Structured figure records:

_ _ _

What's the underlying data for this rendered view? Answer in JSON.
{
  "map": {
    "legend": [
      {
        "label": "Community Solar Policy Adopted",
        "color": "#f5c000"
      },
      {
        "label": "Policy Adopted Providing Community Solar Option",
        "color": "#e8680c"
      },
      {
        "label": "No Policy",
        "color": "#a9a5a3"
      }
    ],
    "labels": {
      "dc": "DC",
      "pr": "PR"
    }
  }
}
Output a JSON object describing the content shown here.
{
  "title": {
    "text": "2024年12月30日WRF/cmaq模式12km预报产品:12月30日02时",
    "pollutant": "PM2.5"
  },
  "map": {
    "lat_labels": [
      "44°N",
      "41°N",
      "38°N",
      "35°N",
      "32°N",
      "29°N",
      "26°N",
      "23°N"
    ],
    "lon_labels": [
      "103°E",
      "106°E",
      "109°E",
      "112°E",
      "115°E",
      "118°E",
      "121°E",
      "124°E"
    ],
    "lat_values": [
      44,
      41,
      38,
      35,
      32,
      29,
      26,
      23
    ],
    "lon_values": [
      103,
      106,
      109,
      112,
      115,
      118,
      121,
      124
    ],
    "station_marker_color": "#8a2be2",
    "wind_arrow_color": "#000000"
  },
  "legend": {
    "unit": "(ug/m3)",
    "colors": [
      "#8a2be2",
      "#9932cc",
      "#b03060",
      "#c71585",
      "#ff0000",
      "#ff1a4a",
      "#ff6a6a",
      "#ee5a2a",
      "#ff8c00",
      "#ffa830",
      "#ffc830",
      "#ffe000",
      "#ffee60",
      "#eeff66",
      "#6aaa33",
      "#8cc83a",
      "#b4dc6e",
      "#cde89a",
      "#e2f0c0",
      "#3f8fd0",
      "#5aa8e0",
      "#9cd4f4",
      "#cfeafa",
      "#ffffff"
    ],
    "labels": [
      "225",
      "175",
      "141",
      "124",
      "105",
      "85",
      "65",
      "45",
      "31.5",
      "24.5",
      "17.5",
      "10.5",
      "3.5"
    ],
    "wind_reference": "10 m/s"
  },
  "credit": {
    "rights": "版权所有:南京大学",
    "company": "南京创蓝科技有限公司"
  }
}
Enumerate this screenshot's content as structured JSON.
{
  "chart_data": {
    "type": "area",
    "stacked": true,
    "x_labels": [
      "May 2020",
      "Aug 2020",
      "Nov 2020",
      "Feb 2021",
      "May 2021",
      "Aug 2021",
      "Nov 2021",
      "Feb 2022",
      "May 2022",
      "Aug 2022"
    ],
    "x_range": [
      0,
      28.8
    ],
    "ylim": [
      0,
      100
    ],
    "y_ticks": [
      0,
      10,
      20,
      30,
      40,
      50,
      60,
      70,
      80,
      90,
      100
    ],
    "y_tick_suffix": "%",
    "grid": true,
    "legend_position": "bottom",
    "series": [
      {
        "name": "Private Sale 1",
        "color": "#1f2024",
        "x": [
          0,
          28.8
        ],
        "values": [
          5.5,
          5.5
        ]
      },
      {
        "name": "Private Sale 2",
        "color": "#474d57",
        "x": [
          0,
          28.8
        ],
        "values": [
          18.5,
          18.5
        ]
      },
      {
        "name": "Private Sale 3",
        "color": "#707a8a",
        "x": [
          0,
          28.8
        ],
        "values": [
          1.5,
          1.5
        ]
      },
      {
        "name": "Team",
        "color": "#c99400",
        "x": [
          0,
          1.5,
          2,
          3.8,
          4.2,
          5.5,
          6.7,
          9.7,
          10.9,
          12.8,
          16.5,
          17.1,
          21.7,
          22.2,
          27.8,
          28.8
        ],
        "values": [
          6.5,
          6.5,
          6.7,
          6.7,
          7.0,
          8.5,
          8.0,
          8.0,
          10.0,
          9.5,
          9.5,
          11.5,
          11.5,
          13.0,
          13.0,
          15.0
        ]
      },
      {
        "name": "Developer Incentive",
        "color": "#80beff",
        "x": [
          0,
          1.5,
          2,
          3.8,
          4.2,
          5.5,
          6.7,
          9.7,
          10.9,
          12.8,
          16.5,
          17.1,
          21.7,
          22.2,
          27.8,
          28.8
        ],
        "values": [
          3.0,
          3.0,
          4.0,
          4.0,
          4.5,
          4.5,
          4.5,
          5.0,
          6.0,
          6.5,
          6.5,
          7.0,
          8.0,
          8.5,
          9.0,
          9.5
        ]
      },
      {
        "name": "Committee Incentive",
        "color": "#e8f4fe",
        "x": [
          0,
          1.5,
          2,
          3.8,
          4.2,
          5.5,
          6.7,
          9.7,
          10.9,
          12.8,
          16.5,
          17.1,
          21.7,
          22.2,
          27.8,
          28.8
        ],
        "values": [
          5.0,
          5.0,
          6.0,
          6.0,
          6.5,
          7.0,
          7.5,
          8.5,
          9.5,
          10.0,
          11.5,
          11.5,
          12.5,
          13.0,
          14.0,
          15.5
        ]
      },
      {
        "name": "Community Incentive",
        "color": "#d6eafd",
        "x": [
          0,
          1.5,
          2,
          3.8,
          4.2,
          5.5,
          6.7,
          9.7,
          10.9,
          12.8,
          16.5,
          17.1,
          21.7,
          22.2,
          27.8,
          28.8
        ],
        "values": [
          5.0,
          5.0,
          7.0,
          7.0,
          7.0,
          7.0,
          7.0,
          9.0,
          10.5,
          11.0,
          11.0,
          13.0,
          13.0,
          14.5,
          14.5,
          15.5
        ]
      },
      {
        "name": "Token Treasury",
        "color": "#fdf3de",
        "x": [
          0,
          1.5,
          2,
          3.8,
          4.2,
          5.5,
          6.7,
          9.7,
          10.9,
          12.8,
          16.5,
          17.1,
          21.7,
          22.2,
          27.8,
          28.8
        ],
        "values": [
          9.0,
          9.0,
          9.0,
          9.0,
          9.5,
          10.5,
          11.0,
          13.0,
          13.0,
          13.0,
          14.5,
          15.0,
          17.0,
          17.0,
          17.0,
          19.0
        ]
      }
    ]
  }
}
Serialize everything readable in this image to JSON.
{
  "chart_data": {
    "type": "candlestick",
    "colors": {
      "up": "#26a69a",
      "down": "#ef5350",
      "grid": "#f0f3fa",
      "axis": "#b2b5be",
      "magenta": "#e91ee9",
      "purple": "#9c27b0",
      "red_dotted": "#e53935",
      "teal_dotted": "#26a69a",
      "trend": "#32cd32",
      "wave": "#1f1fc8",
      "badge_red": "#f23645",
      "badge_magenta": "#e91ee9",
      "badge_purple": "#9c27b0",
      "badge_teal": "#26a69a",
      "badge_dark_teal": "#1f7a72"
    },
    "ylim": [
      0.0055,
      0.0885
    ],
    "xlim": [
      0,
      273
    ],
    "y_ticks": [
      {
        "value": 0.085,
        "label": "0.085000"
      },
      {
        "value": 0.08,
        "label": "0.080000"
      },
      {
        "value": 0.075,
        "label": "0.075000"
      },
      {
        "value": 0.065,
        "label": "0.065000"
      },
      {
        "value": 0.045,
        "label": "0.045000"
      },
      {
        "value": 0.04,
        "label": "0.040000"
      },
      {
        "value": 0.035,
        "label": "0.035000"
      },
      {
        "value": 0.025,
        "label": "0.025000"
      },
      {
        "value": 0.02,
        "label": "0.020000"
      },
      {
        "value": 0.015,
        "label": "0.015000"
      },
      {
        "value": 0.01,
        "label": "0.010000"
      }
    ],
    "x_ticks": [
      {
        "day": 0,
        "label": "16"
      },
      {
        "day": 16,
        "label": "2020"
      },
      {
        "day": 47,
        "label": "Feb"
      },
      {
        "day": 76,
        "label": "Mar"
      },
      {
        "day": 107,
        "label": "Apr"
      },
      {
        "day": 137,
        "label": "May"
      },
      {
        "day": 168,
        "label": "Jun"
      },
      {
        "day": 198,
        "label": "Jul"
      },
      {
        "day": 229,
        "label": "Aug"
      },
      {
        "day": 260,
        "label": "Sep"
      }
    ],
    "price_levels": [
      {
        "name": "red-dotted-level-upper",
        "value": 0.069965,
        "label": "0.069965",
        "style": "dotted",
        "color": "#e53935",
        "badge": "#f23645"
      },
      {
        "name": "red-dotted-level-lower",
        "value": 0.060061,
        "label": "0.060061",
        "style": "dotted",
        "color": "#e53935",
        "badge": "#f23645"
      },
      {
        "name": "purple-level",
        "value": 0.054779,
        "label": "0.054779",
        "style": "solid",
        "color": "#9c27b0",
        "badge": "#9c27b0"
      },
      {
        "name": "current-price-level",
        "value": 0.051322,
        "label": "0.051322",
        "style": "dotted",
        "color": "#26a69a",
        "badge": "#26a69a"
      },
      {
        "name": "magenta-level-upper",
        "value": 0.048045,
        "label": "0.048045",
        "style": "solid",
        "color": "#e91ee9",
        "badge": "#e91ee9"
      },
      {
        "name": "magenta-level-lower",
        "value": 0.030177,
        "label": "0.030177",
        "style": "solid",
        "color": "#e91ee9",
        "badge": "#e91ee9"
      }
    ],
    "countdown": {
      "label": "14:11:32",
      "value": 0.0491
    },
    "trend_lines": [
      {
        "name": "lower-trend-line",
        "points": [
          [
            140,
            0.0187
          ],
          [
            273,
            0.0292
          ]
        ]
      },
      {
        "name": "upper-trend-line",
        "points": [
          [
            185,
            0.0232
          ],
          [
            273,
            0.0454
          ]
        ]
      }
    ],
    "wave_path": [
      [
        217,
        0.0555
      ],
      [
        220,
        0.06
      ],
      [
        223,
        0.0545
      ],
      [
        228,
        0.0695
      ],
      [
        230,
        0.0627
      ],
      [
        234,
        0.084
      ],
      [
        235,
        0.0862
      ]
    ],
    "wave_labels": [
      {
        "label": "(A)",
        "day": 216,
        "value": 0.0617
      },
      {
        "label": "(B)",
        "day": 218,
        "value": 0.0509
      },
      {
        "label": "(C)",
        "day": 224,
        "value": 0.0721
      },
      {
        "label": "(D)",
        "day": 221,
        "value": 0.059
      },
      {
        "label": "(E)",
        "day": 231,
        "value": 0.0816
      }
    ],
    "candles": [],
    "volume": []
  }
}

_ _ _

Work to do:
Within the listing, how many lines hold the word "Private"? Only the number is to be given.

Problem solution:
3